From the entries below, please gather each line containing the string "icon".
════════════════════
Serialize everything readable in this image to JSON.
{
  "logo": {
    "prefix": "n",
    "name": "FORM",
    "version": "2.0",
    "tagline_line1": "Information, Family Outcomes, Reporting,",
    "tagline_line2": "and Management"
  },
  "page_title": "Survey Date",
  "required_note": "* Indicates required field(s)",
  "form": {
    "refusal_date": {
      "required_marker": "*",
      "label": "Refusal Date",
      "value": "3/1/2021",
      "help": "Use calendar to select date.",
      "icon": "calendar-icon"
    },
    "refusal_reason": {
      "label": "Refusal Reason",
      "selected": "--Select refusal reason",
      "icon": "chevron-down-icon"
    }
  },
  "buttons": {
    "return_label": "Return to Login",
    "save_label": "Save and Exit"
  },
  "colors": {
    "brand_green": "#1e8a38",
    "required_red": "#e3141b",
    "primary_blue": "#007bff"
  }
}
════════════════════
FINAL RESULT ->
      "icon": "calendar-icon"
      "icon": "chevron-down-icon"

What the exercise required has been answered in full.